··· Record excerpts

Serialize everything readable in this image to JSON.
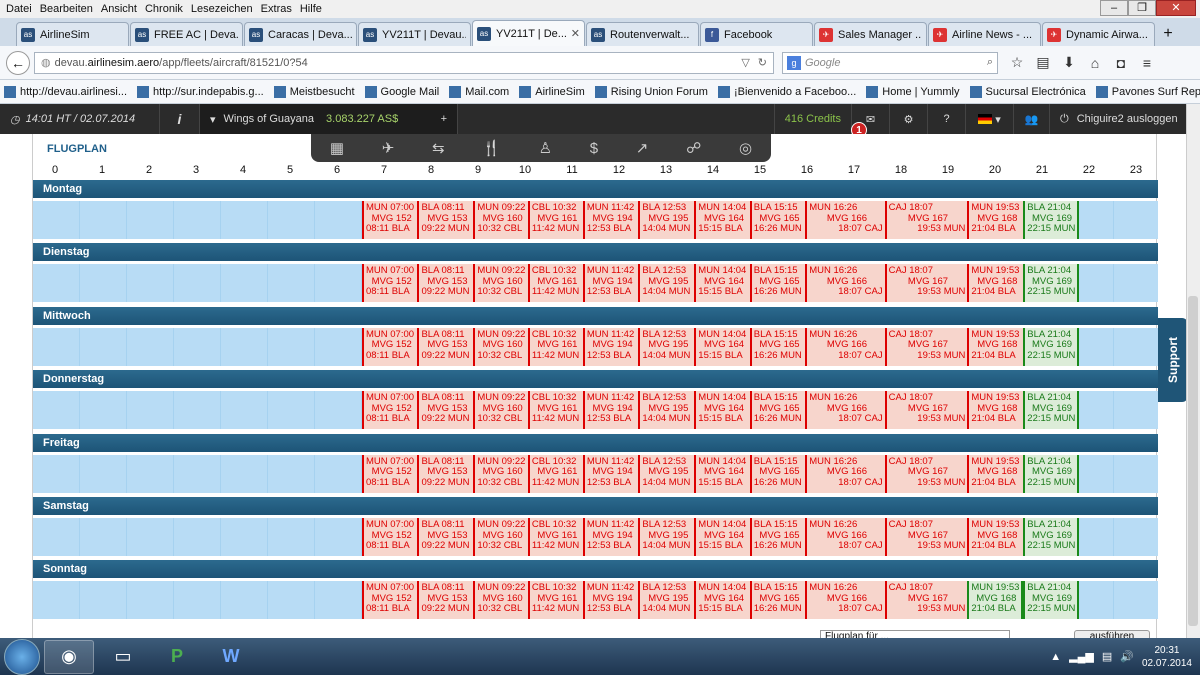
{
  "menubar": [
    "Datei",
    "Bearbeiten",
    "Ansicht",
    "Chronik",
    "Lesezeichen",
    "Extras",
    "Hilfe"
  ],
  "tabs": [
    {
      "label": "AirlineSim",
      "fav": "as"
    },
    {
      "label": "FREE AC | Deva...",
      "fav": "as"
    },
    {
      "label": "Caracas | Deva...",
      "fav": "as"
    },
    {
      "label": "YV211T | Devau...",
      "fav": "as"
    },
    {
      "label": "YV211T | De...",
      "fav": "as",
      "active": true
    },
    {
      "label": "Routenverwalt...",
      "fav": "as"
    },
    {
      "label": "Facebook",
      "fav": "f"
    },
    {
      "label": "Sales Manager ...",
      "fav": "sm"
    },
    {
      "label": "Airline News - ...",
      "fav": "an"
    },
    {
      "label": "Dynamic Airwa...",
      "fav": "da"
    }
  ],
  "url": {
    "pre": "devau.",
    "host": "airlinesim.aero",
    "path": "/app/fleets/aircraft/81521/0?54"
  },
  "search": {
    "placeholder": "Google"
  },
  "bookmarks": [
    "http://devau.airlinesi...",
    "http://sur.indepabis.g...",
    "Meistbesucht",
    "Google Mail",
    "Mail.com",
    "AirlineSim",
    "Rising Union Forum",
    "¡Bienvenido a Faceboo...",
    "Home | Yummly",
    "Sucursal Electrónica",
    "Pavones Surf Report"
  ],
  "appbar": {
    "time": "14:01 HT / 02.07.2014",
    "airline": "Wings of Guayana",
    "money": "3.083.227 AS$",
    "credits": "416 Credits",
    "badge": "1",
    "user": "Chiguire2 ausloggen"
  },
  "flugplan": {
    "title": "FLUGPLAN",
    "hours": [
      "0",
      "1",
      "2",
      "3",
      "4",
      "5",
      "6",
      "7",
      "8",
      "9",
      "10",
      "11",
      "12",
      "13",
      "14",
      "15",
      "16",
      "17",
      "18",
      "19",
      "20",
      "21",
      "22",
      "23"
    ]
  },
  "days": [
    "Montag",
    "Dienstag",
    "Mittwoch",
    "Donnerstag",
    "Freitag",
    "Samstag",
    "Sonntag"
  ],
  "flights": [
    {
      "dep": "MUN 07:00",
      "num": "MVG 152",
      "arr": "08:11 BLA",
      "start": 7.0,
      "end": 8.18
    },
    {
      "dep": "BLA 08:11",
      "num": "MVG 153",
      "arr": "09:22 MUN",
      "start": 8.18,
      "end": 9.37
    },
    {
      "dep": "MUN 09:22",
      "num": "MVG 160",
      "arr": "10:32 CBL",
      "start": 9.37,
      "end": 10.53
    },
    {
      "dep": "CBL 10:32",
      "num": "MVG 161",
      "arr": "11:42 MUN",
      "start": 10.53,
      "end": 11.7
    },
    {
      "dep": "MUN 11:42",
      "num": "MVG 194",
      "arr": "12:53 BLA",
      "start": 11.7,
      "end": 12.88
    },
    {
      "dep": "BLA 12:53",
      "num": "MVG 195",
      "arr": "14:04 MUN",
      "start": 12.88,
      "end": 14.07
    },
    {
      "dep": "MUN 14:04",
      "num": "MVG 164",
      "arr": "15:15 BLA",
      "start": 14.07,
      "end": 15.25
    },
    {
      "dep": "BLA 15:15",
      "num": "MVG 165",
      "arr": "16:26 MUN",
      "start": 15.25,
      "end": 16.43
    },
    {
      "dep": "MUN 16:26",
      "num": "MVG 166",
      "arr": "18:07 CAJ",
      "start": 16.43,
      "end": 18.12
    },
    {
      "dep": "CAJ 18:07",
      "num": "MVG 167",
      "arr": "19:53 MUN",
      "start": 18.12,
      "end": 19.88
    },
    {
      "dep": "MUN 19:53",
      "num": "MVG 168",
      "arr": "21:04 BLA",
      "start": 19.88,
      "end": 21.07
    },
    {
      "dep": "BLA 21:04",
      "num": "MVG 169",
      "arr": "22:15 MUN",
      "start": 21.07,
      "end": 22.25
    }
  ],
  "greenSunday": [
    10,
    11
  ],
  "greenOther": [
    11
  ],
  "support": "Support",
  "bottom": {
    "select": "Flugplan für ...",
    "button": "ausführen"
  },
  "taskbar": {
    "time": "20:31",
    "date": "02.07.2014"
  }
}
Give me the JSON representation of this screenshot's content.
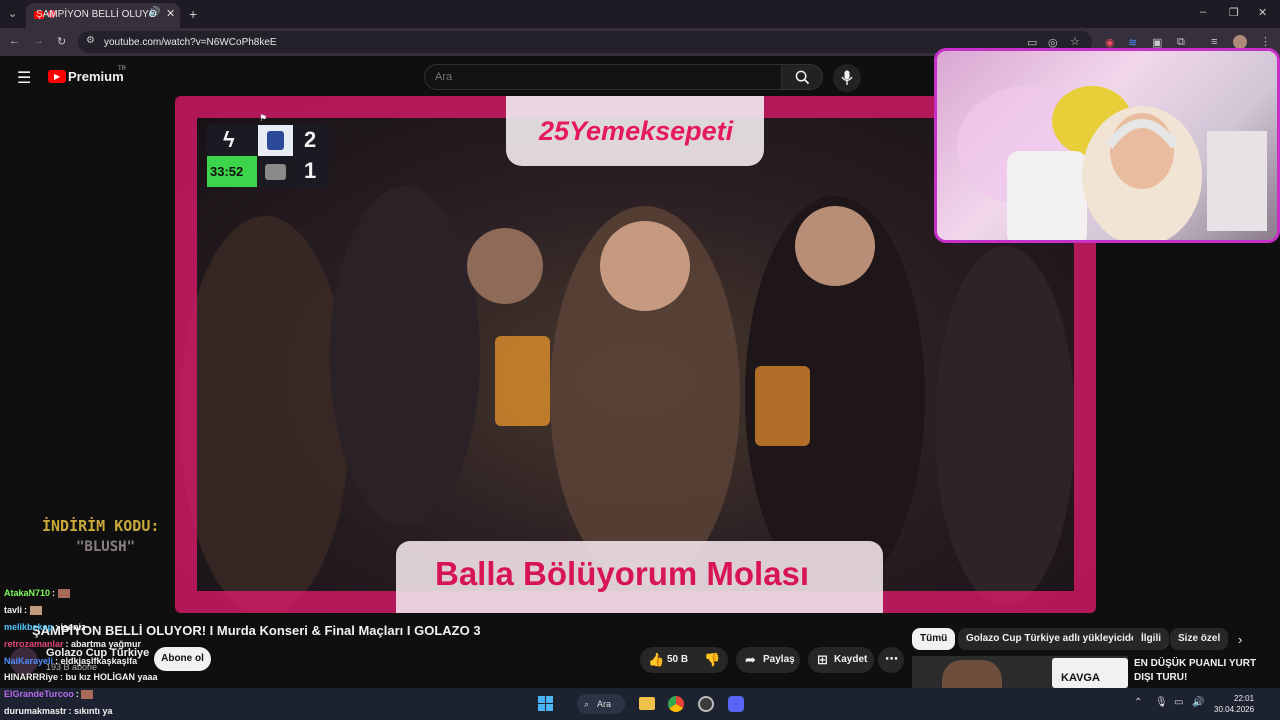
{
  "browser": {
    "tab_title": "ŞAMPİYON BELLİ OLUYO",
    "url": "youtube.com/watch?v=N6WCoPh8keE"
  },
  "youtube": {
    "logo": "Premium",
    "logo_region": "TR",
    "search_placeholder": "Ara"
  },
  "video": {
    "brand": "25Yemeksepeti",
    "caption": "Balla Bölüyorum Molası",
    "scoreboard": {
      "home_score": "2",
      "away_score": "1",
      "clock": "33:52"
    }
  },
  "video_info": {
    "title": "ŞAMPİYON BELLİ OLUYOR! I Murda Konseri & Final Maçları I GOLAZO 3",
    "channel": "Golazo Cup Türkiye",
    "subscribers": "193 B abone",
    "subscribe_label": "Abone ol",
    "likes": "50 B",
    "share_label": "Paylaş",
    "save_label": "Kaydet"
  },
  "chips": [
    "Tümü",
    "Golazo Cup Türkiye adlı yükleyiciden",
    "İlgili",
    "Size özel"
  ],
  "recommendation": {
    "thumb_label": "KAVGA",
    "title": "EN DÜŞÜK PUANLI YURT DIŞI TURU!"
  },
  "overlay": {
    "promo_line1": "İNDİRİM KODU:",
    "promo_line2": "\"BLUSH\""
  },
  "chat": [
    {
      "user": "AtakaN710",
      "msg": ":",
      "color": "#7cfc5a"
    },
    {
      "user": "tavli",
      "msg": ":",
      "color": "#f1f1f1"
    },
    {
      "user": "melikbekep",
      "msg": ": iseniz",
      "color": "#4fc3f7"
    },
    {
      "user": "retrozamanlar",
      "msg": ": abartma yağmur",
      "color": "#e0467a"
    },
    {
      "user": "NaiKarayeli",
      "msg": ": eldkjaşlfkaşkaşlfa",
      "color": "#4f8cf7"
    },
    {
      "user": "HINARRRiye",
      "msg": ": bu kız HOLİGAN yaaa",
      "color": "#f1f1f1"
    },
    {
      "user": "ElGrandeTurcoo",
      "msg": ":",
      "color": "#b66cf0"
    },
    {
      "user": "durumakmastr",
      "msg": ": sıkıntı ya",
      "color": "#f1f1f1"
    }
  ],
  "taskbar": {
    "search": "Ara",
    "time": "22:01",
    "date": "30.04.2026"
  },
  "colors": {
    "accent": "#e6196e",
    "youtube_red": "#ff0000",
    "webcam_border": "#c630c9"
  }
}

······

→ Exercise brief
Leave the pictures out, and transcribe each of the records exactly.

→ Exercise solution
Serialize everything readable in this image to JSON.
{
  "menubar": [
    "Datei",
    "Bearbeiten",
    "Ansicht",
    "Chronik",
    "Lesezeichen",
    "Extras",
    "Hilfe"
  ],
  "tabs": [
    {
      "label": "AirlineSim",
      "fav": "as"
    },
    {
      "label": "FREE AC | Deva...",
      "fav": "as"
    },
    {
      "label": "Caracas | Deva...",
      "fav": "as"
    },
    {
      "label": "YV211T | Devau...",
      "fav": "as"
    },
    {
      "label": "YV211T | De...",
      "fav": "as",
      "active": true
    },
    {
      "label": "Routenverwalt...",
      "fav": "as"
    },
    {
      "label": "Facebook",
      "fav": "f"
    },
    {
      "label": "Sales Manager ...",
      "fav": "sm"
    },
    {
      "label": "Airline News - ...",
      "fav": "an"
    },
    {
      "label": "Dynamic Airwa...",
      "fav": "da"
    }
  ],
  "url": {
    "pre": "devau.",
    "host": "airlinesim.aero",
    "path": "/app/fleets/aircraft/81521/0?54"
  },
  "search": {
    "placeholder": "Google"
  },
  "bookmarks": [
    "http://devau.airlinesi...",
    "http://sur.indepabis.g...",
    "Meistbesucht",
    "Google Mail",
    "Mail.com",
    "AirlineSim",
    "Rising Union Forum",
    "¡Bienvenido a Faceboo...",
    "Home | Yummly",
    "Sucursal Electrónica",
    "Pavones Surf Report"
  ],
  "appbar": {
    "time": "14:01 HT / 02.07.2014",
    "airline": "Wings of Guayana",
    "money": "3.083.227 AS$",
    "credits": "416 Credits",
    "badge": "1",
    "user": "Chiguire2 ausloggen"
  },
  "flugplan": {
    "title": "FLUGPLAN",
    "hours": [
      "0",
      "1",
      "2",
      "3",
      "4",
      "5",
      "6",
      "7",
      "8",
      "9",
      "10",
      "11",
      "12",
      "13",
      "14",
      "15",
      "16",
      "17",
      "18",
      "19",
      "20",
      "21",
      "22",
      "23"
    ]
  },
  "days": [
    "Montag",
    "Dienstag",
    "Mittwoch",
    "Donnerstag",
    "Freitag",
    "Samstag",
    "Sonntag"
  ],
  "flights": [
    {
      "dep": "MUN 07:00",
      "num": "MVG 152",
      "arr": "08:11 BLA",
      "start": 7.0,
      "end": 8.18
    },
    {
      "dep": "BLA 08:11",
      "num": "MVG 153",
      "arr": "09:22 MUN",
      "start": 8.18,
      "end": 9.37
    },
    {
      "dep": "MUN 09:22",
      "num": "MVG 160",
      "arr": "10:32 CBL",
      "start": 9.37,
      "end": 10.53
    },
    {
      "dep": "CBL 10:32",
      "num": "MVG 161",
      "arr": "11:42 MUN",
      "start": 10.53,
      "end": 11.7
    },
    {
      "dep": "MUN 11:42",
      "num": "MVG 194",
      "arr": "12:53 BLA",
      "start": 11.7,
      "end": 12.88
    },
    {
      "dep": "BLA 12:53",
      "num": "MVG 195",
      "arr": "14:04 MUN",
      "start": 12.88,
      "end": 14.07
    },
    {
      "dep": "MUN 14:04",
      "num": "MVG 164",
      "arr": "15:15 BLA",
      "start": 14.07,
      "end": 15.25
    },
    {
      "dep": "BLA 15:15",
      "num": "MVG 165",
      "arr": "16:26 MUN",
      "start": 15.25,
      "end": 16.43
    },
    {
      "dep": "MUN 16:26",
      "num": "MVG 166",
      "arr": "18:07 CAJ",
      "start": 16.43,
      "end": 18.12
    },
    {
      "dep": "CAJ 18:07",
      "num": "MVG 167",
      "arr": "19:53 MUN",
      "start": 18.12,
      "end": 19.88
    },
    {
      "dep": "MUN 19:53",
      "num": "MVG 168",
      "arr": "21:04 BLA",
      "start": 19.88,
      "end": 21.07
    },
    {
      "dep": "BLA 21:04",
      "num": "MVG 169",
      "arr": "22:15 MUN",
      "start": 21.07,
      "end": 22.25
    }
  ],
  "greenSunday": [
    10,
    11
  ],
  "greenOther": [
    11
  ],
  "support": "Support",
  "bottom": {
    "select": "Flugplan für ...",
    "button": "ausführen"
  },
  "taskbar": {
    "time": "20:31",
    "date": "02.07.2014"
  }
}
Give me the JSON representation of this screenshot's content.
{
  "browser": {
    "tab_title": "ŞAMPİYON BELLİ OLUYO",
    "url": "youtube.com/watch?v=N6WCoPh8keE"
  },
  "youtube": {
    "logo": "Premium",
    "logo_region": "TR",
    "search_placeholder": "Ara"
  },
  "video": {
    "brand": "25Yemeksepeti",
    "caption": "Balla Bölüyorum Molası",
    "scoreboard": {
      "home_score": "2",
      "away_score": "1",
      "clock": "33:52"
    }
  },
  "video_info": {
    "title": "ŞAMPİYON BELLİ OLUYOR! I Murda Konseri & Final Maçları I GOLAZO 3",
    "channel": "Golazo Cup Türkiye",
    "subscribers": "193 B abone",
    "subscribe_label": "Abone ol",
    "likes": "50 B",
    "share_label": "Paylaş",
    "save_label": "Kaydet"
  },
  "chips": [
    "Tümü",
    "Golazo Cup Türkiye adlı yükleyiciden",
    "İlgili",
    "Size özel"
  ],
  "recommendation": {
    "thumb_label": "KAVGA",
    "title": "EN DÜŞÜK PUANLI YURT DIŞI TURU!"
  },
  "overlay": {
    "promo_line1": "İNDİRİM KODU:",
    "promo_line2": "\"BLUSH\""
  },
  "chat": [
    {
      "user": "AtakaN710",
      "msg": ":",
      "color": "#7cfc5a"
    },
    {
      "user": "tavli",
      "msg": ":",
      "color": "#f1f1f1"
    },
    {
      "user": "melikbekep",
      "msg": ": iseniz",
      "color": "#4fc3f7"
    },
    {
      "user": "retrozamanlar",
      "msg": ": abartma yağmur",
      "color": "#e0467a"
    },
    {
      "user": "NaiKarayeli",
      "msg": ": eldkjaşlfkaşkaşlfa",
      "color": "#4f8cf7"
    },
    {
      "user": "HINARRRiye",
      "msg": ": bu kız HOLİGAN yaaa",
      "color": "#f1f1f1"
    },
    {
      "user": "ElGrandeTurcoo",
      "msg": ":",
      "color": "#b66cf0"
    },
    {
      "user": "durumakmastr",
      "msg": ": sıkıntı ya",
      "color": "#f1f1f1"
    }
  ],
  "taskbar": {
    "search": "Ara",
    "time": "22:01",
    "date": "30.04.2026"
  },
  "colors": {
    "accent": "#e6196e",
    "youtube_red": "#ff0000",
    "webcam_border": "#c630c9"
  }
}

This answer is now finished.